─── RECORDS PROVIDED

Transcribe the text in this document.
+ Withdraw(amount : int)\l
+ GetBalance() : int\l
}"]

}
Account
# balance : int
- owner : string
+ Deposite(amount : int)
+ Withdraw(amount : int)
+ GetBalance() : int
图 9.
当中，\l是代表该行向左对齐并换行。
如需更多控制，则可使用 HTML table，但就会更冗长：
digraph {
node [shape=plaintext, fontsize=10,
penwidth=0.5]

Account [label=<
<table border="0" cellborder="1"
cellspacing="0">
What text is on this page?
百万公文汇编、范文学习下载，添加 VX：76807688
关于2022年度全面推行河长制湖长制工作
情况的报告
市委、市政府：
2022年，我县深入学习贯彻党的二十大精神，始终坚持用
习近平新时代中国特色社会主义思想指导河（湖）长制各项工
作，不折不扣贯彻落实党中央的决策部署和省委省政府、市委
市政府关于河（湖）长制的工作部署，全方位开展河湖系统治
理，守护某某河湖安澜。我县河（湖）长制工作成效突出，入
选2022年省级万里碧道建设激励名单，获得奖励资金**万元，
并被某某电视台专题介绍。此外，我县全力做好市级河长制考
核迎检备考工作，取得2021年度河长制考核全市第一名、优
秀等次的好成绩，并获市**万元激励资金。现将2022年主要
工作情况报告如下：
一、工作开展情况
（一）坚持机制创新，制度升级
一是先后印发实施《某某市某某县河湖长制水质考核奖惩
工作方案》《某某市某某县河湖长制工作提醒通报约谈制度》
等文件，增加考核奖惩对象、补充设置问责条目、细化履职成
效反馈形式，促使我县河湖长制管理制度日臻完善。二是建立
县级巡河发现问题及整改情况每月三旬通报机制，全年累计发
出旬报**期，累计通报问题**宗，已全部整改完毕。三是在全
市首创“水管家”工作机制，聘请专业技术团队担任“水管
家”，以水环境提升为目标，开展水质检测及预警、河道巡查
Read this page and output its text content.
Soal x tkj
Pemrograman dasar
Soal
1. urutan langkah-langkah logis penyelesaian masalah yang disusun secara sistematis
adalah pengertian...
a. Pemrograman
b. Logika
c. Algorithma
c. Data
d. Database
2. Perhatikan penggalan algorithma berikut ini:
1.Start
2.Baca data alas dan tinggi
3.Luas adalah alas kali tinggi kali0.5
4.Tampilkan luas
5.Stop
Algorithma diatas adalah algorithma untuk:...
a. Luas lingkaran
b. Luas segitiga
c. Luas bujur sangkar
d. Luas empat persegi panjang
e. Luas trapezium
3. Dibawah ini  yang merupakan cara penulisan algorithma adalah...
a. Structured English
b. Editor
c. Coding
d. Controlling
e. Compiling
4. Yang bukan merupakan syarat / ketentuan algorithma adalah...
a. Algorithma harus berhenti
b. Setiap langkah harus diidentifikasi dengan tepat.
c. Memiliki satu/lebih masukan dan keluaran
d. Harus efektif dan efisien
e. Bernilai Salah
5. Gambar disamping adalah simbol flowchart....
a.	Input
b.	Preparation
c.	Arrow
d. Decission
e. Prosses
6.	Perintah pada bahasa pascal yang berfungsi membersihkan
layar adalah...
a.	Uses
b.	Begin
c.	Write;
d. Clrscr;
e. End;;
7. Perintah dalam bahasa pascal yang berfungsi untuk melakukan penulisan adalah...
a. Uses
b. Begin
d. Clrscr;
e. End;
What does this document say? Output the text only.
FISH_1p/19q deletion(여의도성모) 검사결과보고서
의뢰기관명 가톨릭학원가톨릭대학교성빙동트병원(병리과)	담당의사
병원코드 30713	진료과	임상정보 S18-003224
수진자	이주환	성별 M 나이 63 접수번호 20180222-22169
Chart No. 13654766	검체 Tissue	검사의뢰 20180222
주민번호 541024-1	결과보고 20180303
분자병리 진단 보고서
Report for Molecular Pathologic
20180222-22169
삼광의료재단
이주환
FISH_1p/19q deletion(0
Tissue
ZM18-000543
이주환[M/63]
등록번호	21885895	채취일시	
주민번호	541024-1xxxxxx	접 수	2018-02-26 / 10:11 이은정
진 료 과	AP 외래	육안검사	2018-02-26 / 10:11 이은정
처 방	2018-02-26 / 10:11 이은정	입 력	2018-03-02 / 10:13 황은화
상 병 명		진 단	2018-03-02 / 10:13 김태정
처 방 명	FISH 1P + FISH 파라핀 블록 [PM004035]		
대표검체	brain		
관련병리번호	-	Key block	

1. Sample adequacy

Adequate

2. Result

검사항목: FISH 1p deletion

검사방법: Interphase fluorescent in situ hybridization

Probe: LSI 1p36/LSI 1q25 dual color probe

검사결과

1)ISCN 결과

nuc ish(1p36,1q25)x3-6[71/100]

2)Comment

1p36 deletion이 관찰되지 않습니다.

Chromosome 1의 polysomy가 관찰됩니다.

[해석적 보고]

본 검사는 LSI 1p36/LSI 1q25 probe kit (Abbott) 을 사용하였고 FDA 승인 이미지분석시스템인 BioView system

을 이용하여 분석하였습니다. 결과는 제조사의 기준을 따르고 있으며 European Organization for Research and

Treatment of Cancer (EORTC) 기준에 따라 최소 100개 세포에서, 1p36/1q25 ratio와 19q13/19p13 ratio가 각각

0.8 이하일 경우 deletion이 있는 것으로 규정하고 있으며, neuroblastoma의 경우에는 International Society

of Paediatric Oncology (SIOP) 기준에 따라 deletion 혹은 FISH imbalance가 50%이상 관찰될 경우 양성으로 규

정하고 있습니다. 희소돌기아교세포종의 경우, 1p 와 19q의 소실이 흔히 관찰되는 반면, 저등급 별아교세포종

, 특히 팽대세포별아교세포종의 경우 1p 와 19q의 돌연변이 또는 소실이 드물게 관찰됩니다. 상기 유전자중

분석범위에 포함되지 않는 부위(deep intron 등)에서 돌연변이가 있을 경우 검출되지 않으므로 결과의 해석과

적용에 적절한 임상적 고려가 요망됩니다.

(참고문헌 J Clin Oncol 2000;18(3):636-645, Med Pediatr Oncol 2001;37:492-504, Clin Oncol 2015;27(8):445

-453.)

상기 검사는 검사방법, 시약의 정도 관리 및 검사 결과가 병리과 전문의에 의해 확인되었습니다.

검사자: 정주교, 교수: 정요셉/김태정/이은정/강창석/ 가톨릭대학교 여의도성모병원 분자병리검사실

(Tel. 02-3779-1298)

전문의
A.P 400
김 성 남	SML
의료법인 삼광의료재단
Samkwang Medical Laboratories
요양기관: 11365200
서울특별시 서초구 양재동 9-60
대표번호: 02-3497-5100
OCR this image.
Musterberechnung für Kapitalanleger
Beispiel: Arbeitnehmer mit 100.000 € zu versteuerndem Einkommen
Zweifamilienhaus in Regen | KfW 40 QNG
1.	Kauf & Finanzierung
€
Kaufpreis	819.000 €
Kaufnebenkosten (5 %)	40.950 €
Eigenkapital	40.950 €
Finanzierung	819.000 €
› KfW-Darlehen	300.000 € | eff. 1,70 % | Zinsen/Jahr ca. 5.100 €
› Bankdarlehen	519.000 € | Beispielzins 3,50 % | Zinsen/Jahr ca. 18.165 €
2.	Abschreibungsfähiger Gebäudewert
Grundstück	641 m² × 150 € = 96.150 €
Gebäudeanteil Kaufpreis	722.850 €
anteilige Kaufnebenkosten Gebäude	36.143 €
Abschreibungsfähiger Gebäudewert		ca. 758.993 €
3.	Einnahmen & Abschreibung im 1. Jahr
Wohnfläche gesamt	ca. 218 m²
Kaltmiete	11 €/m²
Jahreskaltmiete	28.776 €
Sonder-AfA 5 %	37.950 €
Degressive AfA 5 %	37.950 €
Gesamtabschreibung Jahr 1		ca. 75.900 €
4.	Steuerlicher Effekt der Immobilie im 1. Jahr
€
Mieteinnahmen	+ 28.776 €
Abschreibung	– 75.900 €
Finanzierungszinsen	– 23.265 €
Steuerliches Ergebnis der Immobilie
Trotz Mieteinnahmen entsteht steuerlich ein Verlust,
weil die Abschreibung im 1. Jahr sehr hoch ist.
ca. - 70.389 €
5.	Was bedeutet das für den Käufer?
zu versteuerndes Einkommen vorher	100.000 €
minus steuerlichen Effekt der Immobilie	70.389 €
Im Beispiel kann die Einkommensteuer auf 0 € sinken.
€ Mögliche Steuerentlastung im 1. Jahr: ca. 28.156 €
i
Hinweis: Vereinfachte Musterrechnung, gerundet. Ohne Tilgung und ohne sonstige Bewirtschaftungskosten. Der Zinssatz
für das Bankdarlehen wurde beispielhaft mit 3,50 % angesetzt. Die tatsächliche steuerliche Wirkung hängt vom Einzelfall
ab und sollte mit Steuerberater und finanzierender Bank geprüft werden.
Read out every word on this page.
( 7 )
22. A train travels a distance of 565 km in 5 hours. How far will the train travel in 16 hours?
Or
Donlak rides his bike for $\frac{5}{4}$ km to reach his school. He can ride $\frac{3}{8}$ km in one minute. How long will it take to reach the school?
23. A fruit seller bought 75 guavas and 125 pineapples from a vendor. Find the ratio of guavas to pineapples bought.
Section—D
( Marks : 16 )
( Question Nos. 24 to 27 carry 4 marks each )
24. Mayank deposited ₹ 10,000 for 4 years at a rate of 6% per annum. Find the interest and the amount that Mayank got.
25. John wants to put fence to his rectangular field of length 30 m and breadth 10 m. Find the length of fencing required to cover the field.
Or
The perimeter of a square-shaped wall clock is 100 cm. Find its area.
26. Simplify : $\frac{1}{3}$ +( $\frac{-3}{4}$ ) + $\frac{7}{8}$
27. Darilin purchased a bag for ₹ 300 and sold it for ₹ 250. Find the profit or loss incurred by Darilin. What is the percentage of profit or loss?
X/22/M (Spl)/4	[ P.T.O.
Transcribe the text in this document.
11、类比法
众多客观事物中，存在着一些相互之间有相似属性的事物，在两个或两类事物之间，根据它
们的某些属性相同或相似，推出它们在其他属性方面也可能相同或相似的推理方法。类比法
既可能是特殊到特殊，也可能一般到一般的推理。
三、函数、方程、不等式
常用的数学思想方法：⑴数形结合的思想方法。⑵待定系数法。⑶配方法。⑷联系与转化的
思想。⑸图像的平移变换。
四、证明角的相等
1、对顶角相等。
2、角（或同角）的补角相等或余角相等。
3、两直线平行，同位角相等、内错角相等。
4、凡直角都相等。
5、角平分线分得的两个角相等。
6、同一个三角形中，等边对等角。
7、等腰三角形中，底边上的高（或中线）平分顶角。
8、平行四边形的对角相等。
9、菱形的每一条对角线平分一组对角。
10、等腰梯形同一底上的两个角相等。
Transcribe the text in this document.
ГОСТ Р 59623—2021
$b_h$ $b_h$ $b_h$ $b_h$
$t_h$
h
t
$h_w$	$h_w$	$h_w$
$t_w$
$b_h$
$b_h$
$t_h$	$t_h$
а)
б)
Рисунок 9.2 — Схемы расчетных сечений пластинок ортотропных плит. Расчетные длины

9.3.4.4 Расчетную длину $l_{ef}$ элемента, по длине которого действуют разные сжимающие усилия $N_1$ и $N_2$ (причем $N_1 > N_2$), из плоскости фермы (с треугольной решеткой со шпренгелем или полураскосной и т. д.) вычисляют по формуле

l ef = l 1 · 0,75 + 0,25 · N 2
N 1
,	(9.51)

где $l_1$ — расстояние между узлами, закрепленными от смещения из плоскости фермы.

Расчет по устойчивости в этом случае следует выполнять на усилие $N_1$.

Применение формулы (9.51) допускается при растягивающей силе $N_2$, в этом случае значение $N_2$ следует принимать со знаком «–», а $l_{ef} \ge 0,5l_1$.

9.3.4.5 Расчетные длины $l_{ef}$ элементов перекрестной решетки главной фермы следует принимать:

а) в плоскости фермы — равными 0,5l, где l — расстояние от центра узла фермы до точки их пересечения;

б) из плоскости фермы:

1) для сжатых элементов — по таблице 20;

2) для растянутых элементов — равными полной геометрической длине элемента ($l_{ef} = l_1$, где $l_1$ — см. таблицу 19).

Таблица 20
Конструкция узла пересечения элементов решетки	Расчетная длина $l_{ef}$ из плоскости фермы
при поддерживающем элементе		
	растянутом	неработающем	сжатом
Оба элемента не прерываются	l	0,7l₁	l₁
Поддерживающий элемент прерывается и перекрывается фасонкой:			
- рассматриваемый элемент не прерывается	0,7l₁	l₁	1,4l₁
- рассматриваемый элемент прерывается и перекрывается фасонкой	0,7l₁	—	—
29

──────

YOUR TASK:
Your answer should be a single number: the count of lines in the data that include the word "Kaufnebenkosten".

IN RESPONSE:
2